- [Exercise prompt] Give the data a second time, exactly and in full.

- [Figure dataset records]
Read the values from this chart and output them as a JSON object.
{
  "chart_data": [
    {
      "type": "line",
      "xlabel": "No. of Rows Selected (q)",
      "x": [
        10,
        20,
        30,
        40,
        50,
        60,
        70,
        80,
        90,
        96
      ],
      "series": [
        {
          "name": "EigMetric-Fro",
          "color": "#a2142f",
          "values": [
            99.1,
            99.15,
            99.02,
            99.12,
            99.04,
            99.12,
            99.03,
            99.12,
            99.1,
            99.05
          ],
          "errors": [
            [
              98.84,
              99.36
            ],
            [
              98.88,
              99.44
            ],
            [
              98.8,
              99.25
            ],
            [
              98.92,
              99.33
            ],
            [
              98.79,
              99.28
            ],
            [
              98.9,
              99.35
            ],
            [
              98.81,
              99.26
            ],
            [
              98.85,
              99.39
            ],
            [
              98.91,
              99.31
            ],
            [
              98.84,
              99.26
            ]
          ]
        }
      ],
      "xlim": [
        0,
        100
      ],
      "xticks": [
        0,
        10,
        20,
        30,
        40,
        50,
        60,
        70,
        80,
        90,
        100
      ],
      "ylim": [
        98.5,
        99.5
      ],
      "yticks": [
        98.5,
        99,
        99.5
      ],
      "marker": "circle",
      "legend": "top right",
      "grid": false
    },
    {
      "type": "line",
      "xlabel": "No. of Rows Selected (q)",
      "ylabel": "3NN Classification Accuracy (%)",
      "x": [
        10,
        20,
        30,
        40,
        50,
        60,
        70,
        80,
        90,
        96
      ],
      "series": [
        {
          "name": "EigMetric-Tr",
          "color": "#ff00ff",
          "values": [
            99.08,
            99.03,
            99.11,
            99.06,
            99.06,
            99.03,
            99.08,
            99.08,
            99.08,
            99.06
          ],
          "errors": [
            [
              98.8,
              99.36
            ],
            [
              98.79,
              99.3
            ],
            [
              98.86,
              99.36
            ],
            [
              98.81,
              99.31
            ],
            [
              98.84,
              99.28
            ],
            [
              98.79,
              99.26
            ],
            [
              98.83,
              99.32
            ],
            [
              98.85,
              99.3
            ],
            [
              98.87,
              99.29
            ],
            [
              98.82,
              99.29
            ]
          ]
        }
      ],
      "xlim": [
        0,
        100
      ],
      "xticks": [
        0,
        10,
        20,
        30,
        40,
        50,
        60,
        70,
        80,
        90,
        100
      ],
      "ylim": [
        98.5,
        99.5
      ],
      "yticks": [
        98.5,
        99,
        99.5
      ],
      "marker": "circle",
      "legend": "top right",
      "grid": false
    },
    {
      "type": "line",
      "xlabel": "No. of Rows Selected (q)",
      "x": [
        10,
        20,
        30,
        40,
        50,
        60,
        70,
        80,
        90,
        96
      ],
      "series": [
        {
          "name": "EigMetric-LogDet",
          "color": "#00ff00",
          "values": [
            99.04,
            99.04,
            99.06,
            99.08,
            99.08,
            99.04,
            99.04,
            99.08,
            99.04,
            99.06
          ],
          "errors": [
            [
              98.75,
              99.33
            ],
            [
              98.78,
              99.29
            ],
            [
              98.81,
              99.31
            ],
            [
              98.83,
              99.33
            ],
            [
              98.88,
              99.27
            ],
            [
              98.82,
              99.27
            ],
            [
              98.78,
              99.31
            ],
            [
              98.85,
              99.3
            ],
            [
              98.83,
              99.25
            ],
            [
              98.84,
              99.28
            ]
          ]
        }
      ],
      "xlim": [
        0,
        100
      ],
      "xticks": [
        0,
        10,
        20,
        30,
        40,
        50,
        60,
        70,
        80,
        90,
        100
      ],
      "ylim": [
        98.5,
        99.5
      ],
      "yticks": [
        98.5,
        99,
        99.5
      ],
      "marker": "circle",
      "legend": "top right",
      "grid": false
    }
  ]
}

- [Result]
Read the values from this chart and output them as a JSON object.
{
  "chart_data": [
    {
      "type": "line",
      "xlabel": "No. of Rows Selected (q)",
      "x": [
        10,
        20,
        30,
        40,
        50,
        60,
        70,
        80,
        90,
        96
      ],
      "series": [
        {
          "name": "EigMetric-Fro",
          "color": "#a2142f",
          "values": [
            99.1,
            99.15,
            99.02,
            99.12,
            99.04,
            99.12,
            99.03,
            99.12,
            99.1,
            99.05
          ],
          "errors": [
            [
              98.84,
              99.36
            ],
            [
              98.88,
              99.44
            ],
            [
              98.8,
              99.25
            ],
            [
              98.92,
              99.33
            ],
            [
              98.79,
              99.28
            ],
            [
              98.9,
              99.35
            ],
            [
              98.81,
              99.26
            ],
            [
              98.85,
              99.39
            ],
            [
              98.91,
              99.31
            ],
            [
              98.84,
              99.26
            ]
          ]
        }
      ],
      "xlim": [
        0,
        100
      ],
      "xticks": [
        0,
        10,
        20,
        30,
        40,
        50,
        60,
        70,
        80,
        90,
        100
      ],
      "ylim": [
        98.5,
        99.5
      ],
      "yticks": [
        98.5,
        99,
        99.5
      ],
      "marker": "circle",
      "legend": "top right",
      "grid": false
    },
    {
      "type": "line",
      "xlabel": "No. of Rows Selected (q)",
      "ylabel": "3NN Classification Accuracy (%)",
      "x": [
        10,
        20,
        30,
        40,
        50,
        60,
        70,
        80,
        90,
        96
      ],
      "series": [
        {
          "name": "EigMetric-Tr",
          "color": "#ff00ff",
          "values": [
            99.08,
            99.03,
            99.11,
            99.06,
            99.06,
            99.03,
            99.08,
            99.08,
            99.08,
            99.06
          ],
          "errors": [
            [
              98.8,
              99.36
            ],
            [
              98.79,
              99.3
            ],
            [
              98.86,
              99.36
            ],
            [
              98.81,
              99.31
            ],
            [
              98.84,
              99.28
            ],
            [
              98.79,
              99.26
            ],
            [
              98.83,
              99.32
            ],
            [
              98.85,
              99.3
            ],
            [
              98.87,
              99.29
            ],
            [
              98.82,
              99.29
            ]
          ]
        }
      ],
      "xlim": [
        0,
        100
      ],
      "xticks": [
        0,
        10,
        20,
        30,
        40,
        50,
        60,
        70,
        80,
        90,
        100
      ],
      "ylim": [
        98.5,
        99.5
      ],
      "yticks": [
        98.5,
        99,
        99.5
      ],
      "marker": "circle",
      "legend": "top right",
      "grid": false
    },
    {
      "type": "line",
      "xlabel": "No. of Rows Selected (q)",
      "x": [
        10,
        20,
        30,
        40,
        50,
        60,
        70,
        80,
        90,
        96
      ],
      "series": [
        {
          "name": "EigMetric-LogDet",
          "color": "#00ff00",
          "values": [
            99.04,
            99.04,
            99.06,
            99.08,
            99.08,
            99.04,
            99.04,
            99.08,
            99.04,
            99.06
          ],
          "errors": [
            [
              98.75,
              99.33
            ],
            [
              98.78,
              99.29
            ],
            [
              98.81,
              99.31
            ],
            [
              98.83,
              99.33
            ],
            [
              98.88,
              99.27
            ],
            [
              98.82,
              99.27
            ],
            [
              98.78,
              99.31
            ],
            [
              98.85,
              99.3
            ],
            [
              98.83,
              99.25
            ],
            [
              98.84,
              99.28
            ]
          ]
        }
      ],
      "xlim": [
        0,
        100
      ],
      "xticks": [
        0,
        10,
        20,
        30,
        40,
        50,
        60,
        70,
        80,
        90,
        100
      ],
      "ylim": [
        98.5,
        99.5
      ],
      "yticks": [
        98.5,
        99,
        99.5
      ],
      "marker": "circle",
      "legend": "top right",
      "grid": false
    }
  ]
}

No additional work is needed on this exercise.